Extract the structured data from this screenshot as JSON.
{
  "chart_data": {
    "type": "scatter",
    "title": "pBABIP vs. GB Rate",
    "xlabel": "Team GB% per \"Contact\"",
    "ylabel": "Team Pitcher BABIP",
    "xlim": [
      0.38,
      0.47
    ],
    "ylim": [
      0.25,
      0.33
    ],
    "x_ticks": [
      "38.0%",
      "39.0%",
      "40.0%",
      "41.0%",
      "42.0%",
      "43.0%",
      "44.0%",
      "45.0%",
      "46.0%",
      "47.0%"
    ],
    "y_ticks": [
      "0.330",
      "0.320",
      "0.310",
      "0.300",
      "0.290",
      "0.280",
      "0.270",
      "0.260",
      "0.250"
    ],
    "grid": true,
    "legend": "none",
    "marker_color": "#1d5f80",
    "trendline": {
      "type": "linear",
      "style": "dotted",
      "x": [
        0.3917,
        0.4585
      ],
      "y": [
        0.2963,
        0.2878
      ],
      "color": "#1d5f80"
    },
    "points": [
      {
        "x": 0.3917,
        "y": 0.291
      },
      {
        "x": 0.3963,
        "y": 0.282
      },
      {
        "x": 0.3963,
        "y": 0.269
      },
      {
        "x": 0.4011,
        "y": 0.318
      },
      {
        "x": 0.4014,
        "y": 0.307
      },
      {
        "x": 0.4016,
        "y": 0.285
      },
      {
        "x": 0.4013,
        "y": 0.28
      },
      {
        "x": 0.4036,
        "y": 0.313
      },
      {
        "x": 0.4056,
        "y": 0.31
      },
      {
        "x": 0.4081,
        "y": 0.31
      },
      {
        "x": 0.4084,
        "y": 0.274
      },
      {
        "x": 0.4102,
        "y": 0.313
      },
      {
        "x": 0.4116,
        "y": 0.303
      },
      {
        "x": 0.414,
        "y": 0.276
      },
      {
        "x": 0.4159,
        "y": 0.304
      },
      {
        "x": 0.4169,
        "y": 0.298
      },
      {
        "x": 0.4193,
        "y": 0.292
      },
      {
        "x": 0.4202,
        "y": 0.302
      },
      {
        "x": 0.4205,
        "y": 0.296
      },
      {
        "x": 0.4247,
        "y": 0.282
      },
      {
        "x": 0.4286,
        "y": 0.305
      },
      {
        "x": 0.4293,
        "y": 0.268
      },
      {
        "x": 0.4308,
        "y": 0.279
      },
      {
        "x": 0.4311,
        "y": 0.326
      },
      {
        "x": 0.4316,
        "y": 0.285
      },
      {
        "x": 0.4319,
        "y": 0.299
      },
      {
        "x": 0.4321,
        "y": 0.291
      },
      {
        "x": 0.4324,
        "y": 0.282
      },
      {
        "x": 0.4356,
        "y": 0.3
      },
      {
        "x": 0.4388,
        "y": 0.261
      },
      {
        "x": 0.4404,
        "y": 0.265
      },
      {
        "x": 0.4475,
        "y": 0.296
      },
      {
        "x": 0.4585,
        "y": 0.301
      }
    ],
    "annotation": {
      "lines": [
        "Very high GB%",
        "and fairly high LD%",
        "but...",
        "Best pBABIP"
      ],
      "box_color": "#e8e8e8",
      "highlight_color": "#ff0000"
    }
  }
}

========================================================================

**EXERCISE OBJECTIVE**
Gather all lines from the listing above in which "Team" occurs.

**CORRECT RESPONSE**
    "xlabel": "Team GB% per \"Contact\"",
    "ylabel": "Team Pitcher BABIP",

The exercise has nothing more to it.